→ **Выбранный фрагмент**:
******

Участники диалога:
- Ксения Соловьева более 15 лет работала в издательском доме Conde Nast Russia. Она вместе с командой запускала в 2007 году журнал Tatler Russia и впоследствии стала главным редактором проекта. Затем Ксения заняла позицию главного редактора журнала Vogue Russia. Сейчас Ксения ведет Telegram-канал «Ксения Соловьева».
- Александр Рымкевич начал свою карьеру в журнале ProDesign в 2000 году в качестве выпускающего редактор. Затем он перешел в проект Fashion Collection на аналогичную должность. В 2008 году Рымкевич стал редактором в журнале Forbes Style, но вскоре ушел в «Robb Report Россия» на позицию заместителя главного редактора. Затем Александр стал главным редактором «Robb Report», после чего возглавлял проект The Rake Russia. Сейчас Рымкевич ведет Telegram-канал Bon Mot.
Александр Рымкевич: Наш с тобой разговор год назад не мог бы состояться, как и многое в нашей жизни. Потому что год назад существовала индустрия, в которой мы работали, — медиа и мода. И хотя они не исчезли, но изменились до неузнаваемости, а мы…
Ксения Соловьева: ...стали админами Telegram-каналов.
А. Р.: Да. Не люблю слово «админ», все время пишу «основатель» или «редактор» — старые привычки умирают долго. Но мне интересно, как ты чувствуешь себя в ситуации, когда за тобой не стоит большой бренд Conde Nast, а ты сама теперь и есть медиа или, как теперь принято говорить, личный бренд?

******

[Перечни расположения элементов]
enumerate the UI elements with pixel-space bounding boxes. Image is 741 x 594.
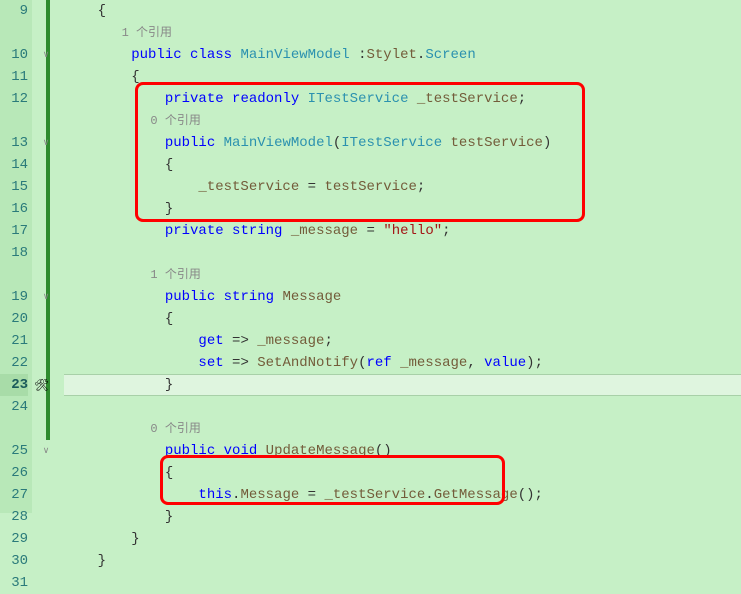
line-number: 26	[0, 462, 28, 484]
line-number-current: 23	[0, 374, 28, 396]
code-line[interactable]: private string _message = "hello";	[64, 220, 741, 242]
code-line[interactable]: {	[64, 462, 741, 484]
editor-margin: ∨ ∨ ∨ 🛠 ∨	[32, 0, 60, 513]
code-line[interactable]: {	[64, 0, 741, 22]
codelens-gap	[0, 110, 28, 132]
code-line[interactable]: public string Message	[64, 286, 741, 308]
codelens-gap	[0, 22, 28, 44]
code-line[interactable]: _testService = testService;	[64, 176, 741, 198]
fold-toggle[interactable]: ∨	[43, 138, 50, 148]
fold-toggle[interactable]: ∨	[43, 50, 50, 60]
code-line[interactable]: private readonly ITestService _testServi…	[64, 88, 741, 110]
line-number: 15	[0, 176, 28, 198]
line-number: 22	[0, 352, 28, 374]
codelens-gap	[0, 418, 28, 440]
line-number: 9	[0, 0, 28, 22]
code-line[interactable]: }	[64, 528, 741, 550]
code-line[interactable]: public MainViewModel(ITestService testSe…	[64, 132, 741, 154]
code-line[interactable]: get => _message;	[64, 330, 741, 352]
code-line-current[interactable]: }	[64, 374, 741, 396]
code-line[interactable]: public class MainViewModel :Stylet.Scree…	[64, 44, 741, 66]
codelens-gap	[0, 264, 28, 286]
code-line[interactable]	[64, 396, 741, 418]
line-number: 19	[0, 286, 28, 308]
line-number: 12	[0, 88, 28, 110]
codelens[interactable]: 1 个引用	[64, 264, 741, 286]
line-number: 30	[0, 550, 28, 572]
code-line[interactable]: set => SetAndNotify(ref _message, value)…	[64, 352, 741, 374]
lightbulb-icon[interactable]: 🛠	[34, 378, 49, 393]
line-number: 31	[0, 572, 28, 594]
code-line[interactable]: {	[64, 308, 741, 330]
line-number: 29	[0, 528, 28, 550]
line-number: 24	[0, 396, 28, 418]
line-number: 20	[0, 308, 28, 330]
codelens[interactable]: 0 个引用	[64, 418, 741, 440]
line-number-gutter: 9 10 11 12 13 14 15 16 17 18 19 20 21 22…	[0, 0, 32, 513]
code-line[interactable]: }	[64, 550, 741, 572]
line-number: 27	[0, 484, 28, 506]
code-editor: 9 10 11 12 13 14 15 16 17 18 19 20 21 22…	[0, 0, 741, 513]
code-line[interactable]	[64, 572, 741, 594]
line-number: 14	[0, 154, 28, 176]
code-line[interactable]: {	[64, 154, 741, 176]
line-number: 16	[0, 198, 28, 220]
code-line[interactable]	[64, 242, 741, 264]
line-number: 18	[0, 242, 28, 264]
code-line[interactable]: }	[64, 198, 741, 220]
fold-toggle[interactable]: ∨	[43, 446, 50, 456]
line-number: 21	[0, 330, 28, 352]
code-line[interactable]: public void UpdateMessage()	[64, 440, 741, 462]
line-number: 13	[0, 132, 28, 154]
line-number: 10	[0, 44, 28, 66]
line-number: 25	[0, 440, 28, 462]
codelens[interactable]: 0 个引用	[64, 110, 741, 132]
fold-toggle[interactable]: ∨	[43, 292, 50, 302]
line-number: 28	[0, 506, 28, 528]
code-line[interactable]: }	[64, 506, 741, 528]
line-number: 17	[0, 220, 28, 242]
line-number: 11	[0, 66, 28, 88]
code-line[interactable]: {	[64, 66, 741, 88]
codelens[interactable]: 1 个引用	[64, 22, 741, 44]
code-line[interactable]: this.Message = _testService.GetMessage()…	[64, 484, 741, 506]
code-area[interactable]: { 1 个引用 public class MainViewModel :Styl…	[60, 0, 741, 513]
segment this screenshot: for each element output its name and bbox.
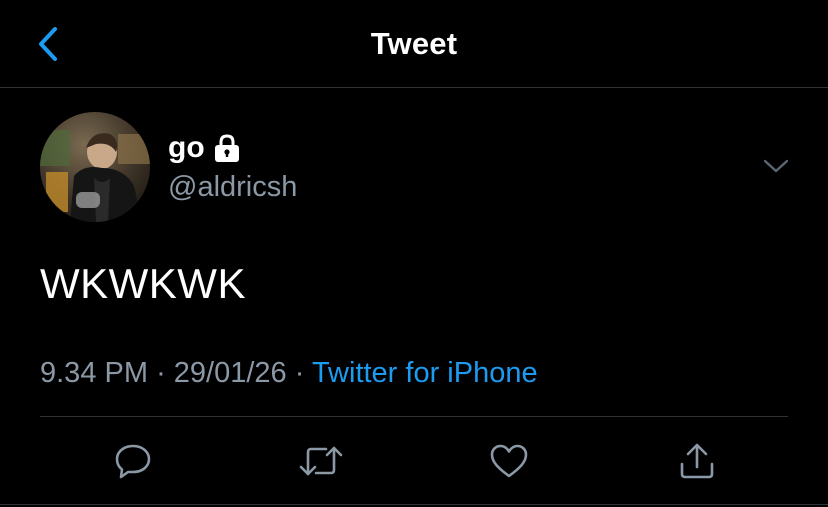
share-button[interactable] (672, 436, 722, 486)
retweet-button[interactable] (296, 436, 346, 486)
display-name: go (168, 131, 205, 164)
heart-icon (489, 443, 529, 479)
divider (40, 416, 788, 417)
tweet-time: 9.34 PM (40, 357, 148, 389)
meta-separator: · (156, 357, 174, 389)
tweet-actions-bar (0, 436, 828, 486)
reply-icon (114, 443, 152, 479)
author-name-row[interactable]: go (168, 128, 241, 168)
page-title: Tweet (370, 26, 458, 61)
lock-icon (213, 133, 241, 163)
like-button[interactable] (484, 436, 534, 486)
tweet-source-link[interactable]: Twitter for iPhone (312, 357, 538, 389)
share-icon (678, 442, 716, 480)
tweet-text: WKWKWK (40, 260, 246, 307)
tweet-date: 29/01/26 (173, 357, 287, 389)
meta-separator: · (294, 357, 312, 389)
username[interactable]: @aldricsh (168, 168, 297, 206)
tweet-metadata: 9.34 PM · 29/01/26 · Twitter for iPhone (40, 354, 538, 392)
reply-button[interactable] (108, 436, 158, 486)
avatar[interactable] (40, 112, 150, 222)
top-navigation-bar: Tweet (0, 0, 828, 88)
retweet-icon (298, 444, 344, 478)
chevron-down-icon (762, 158, 790, 174)
more-options-button[interactable] (758, 150, 794, 182)
divider (0, 504, 828, 505)
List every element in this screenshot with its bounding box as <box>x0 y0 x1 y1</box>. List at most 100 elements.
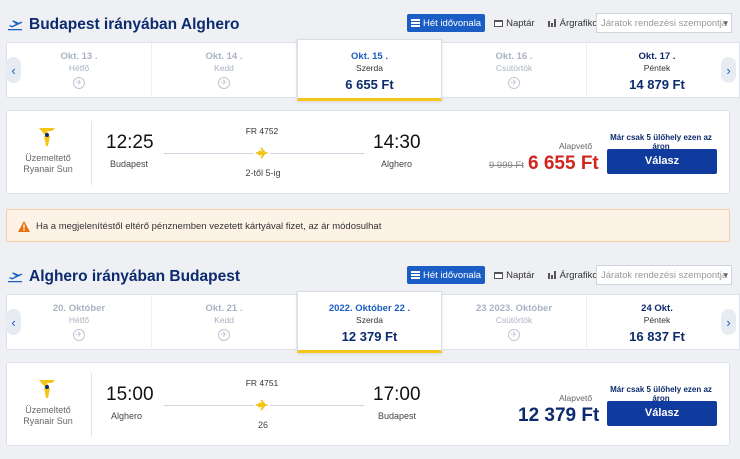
weekday-label: Hétfő <box>68 315 90 325</box>
calendar-view-button[interactable]: Naptár <box>490 266 539 284</box>
sort-select[interactable]: Járatok rendezési szempontja ▾ <box>596 13 732 33</box>
date-cell-selected[interactable]: Okt. 15 . Szerda 6 655 Ft <box>297 39 442 101</box>
date-label: Okt. 21 . <box>205 303 243 314</box>
weekday-label: Péntek <box>643 63 671 73</box>
arrival-city: Budapest <box>378 411 417 421</box>
operator-label: Üzemeltető Ryanair Sun <box>7 405 89 427</box>
sort-placeholder: Járatok rendezési szempontja <box>601 18 728 29</box>
no-flight-icon: ✈ <box>218 329 230 341</box>
no-flight-icon: ✈ <box>73 77 85 89</box>
date-label: 2022. Október 22 . <box>328 303 411 314</box>
no-flight-icon: ✈ <box>218 77 230 89</box>
date-label: Okt. 15 . <box>351 51 388 62</box>
divider <box>91 373 92 437</box>
departure-city: Alghero <box>111 411 143 421</box>
bar-chart-icon <box>547 271 556 279</box>
chevron-left-icon: ‹ <box>11 62 16 78</box>
date-cell[interactable]: Okt. 14 . Kedd ✈ <box>152 43 297 99</box>
section-title: Alghero irányában Budapest <box>29 268 241 285</box>
date-label: Okt. 13 . <box>60 51 98 62</box>
date-cell[interactable]: 24 Okt. Péntek 16 837 Ft <box>587 295 727 351</box>
departure-time: 15:00 <box>106 384 154 405</box>
chevron-left-icon: ‹ <box>11 314 16 330</box>
date-cell[interactable]: 23 2023. Október Csütörtök ✈ <box>442 295 587 351</box>
sort-select[interactable]: Járatok rendezési szempontja ▾ <box>596 265 732 285</box>
bar-chart-icon <box>547 19 556 27</box>
operator-label-line1: Üzemeltető <box>25 405 71 415</box>
date-cell-selected[interactable]: 2022. Október 22 . Szerda 12 379 Ft <box>297 291 442 353</box>
outbound-date-strip: Okt. 13 . Hétfő ✈ Okt. 14 . Kedd ✈ Okt. … <box>6 39 740 101</box>
date-price: 12 379 Ft <box>341 329 398 344</box>
next-dates-button[interactable]: › <box>721 309 736 335</box>
calendar-view-label: Naptár <box>506 269 535 281</box>
date-label: Okt. 16 . <box>495 51 533 62</box>
weekday-label: Péntek <box>643 315 671 325</box>
ryanair-logo-icon <box>39 380 55 398</box>
terminal-info: 26 <box>257 420 268 430</box>
prev-dates-button[interactable]: ‹ <box>6 57 21 83</box>
fare-type-label: Alapvető <box>559 141 593 151</box>
operator-label: Üzemeltető Ryanair Sun <box>7 153 89 175</box>
no-flight-icon: ✈ <box>508 329 520 341</box>
date-cell[interactable]: Okt. 16 . Csütörtök ✈ <box>442 43 587 99</box>
sort-placeholder: Járatok rendezési szempontja <box>601 270 728 281</box>
calendar-icon <box>494 20 504 27</box>
terminal-info: 2-től 5-ig <box>245 168 281 178</box>
weekday-label: Kedd <box>214 63 234 73</box>
departure-time: 12:25 <box>106 132 154 153</box>
original-price: 9 999 Ft <box>489 160 524 171</box>
warning-icon <box>18 221 30 232</box>
date-label: 24 Okt. <box>641 303 673 314</box>
plane-landing-icon <box>254 398 270 412</box>
arrival-time: 17:00 <box>373 384 421 405</box>
calendar-icon <box>494 272 504 279</box>
plane-icon <box>254 146 270 160</box>
prev-dates-button[interactable]: ‹ <box>6 309 21 335</box>
date-cell[interactable]: 20. Október Hétfő ✈ <box>7 295 152 351</box>
notice-text: Ha a megjelenítéstől eltérő pénznemben v… <box>36 221 382 232</box>
list-icon <box>411 271 420 279</box>
timeline-view-button[interactable]: Hét idővonala <box>407 14 486 32</box>
inbound-flight-card[interactable]: Üzemeltető Ryanair Sun 15:00 Alghero FR … <box>6 362 730 446</box>
operator-name: Ryanair Sun <box>23 164 73 174</box>
no-flight-icon: ✈ <box>508 77 520 89</box>
select-flight-button[interactable]: Válasz <box>607 149 717 174</box>
chevron-down-icon: ▾ <box>723 270 728 280</box>
flight-number: FR 4751 <box>245 378 279 388</box>
date-label: 23 2023. Október <box>475 303 553 314</box>
list-icon <box>411 19 420 27</box>
date-price: 16 837 Ft <box>629 329 685 344</box>
date-cell[interactable]: Okt. 17 . Péntek 14 879 Ft <box>587 43 727 99</box>
section-title: Budapest irányában Alghero <box>29 16 240 33</box>
timeline-view-label: Hét idővonala <box>423 269 482 281</box>
departure-city: Budapest <box>110 159 149 169</box>
arrival-city: Alghero <box>381 159 413 169</box>
chevron-down-icon: ▾ <box>723 18 728 28</box>
calendar-view-label: Naptár <box>506 17 535 29</box>
timeline-view-label: Hét idővonala <box>423 17 482 29</box>
ryanair-logo-icon <box>39 128 55 146</box>
flight-price: 12 379 Ft <box>518 405 600 426</box>
flight-number: FR 4752 <box>245 126 279 136</box>
select-flight-button[interactable]: Válasz <box>607 401 717 426</box>
outbound-flight-card[interactable]: Üzemeltető Ryanair Sun 12:25 Budapest FR… <box>6 110 730 194</box>
operator-name: Ryanair Sun <box>23 416 73 426</box>
fare-type-label: Alapvető <box>559 393 593 403</box>
timeline-view-button[interactable]: Hét idővonala <box>407 266 486 284</box>
no-flight-icon: ✈ <box>73 329 85 341</box>
next-dates-button[interactable]: › <box>721 57 736 83</box>
date-cell[interactable]: Okt. 13 . Hétfő ✈ <box>7 43 152 99</box>
date-price: 14 879 Ft <box>629 77 685 92</box>
view-switcher: Hét idővonala Naptár Árgrafikon <box>407 266 607 284</box>
date-label: 20. Október <box>52 303 106 314</box>
date-cell[interactable]: Okt. 21 . Kedd ✈ <box>152 295 297 351</box>
divider <box>91 121 92 185</box>
calendar-view-button[interactable]: Naptár <box>490 14 539 32</box>
plane-takeoff-icon <box>8 272 23 283</box>
inbound-date-strip: 20. Október Hétfő ✈ Okt. 21 . Kedd ✈ 202… <box>6 291 740 353</box>
arrival-time: 14:30 <box>373 132 421 153</box>
flight-price: 6 655 Ft <box>528 153 599 174</box>
date-label: Okt. 17 . <box>638 51 676 62</box>
date-price: 6 655 Ft <box>345 77 394 92</box>
weekday-label: Kedd <box>214 315 234 325</box>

******

→ **Цель задания**:
Перескажите в виде краткого списка абзац приведенного выше фрагмента, который начинается словами «Александр Рымкевич начал свою карьеру». Основные факты следует сохранить.

→ **Ответ**:
Карьера Александра Рымкевича:
- 2000 год: выпускающий редактор журнала ProDesign;
- далее: та же должность в проекте Fashion Collection;
- 2008 год: редактор журнала Forbes Style;
- вскоре: заместитель главного редактора «Robb Report Россия»;
- затем: главный редактор «Robb Report»;
- после этого: руководитель проекта The Rake Russia;
- сейчас: ведет Telegram-канал Bon Mot.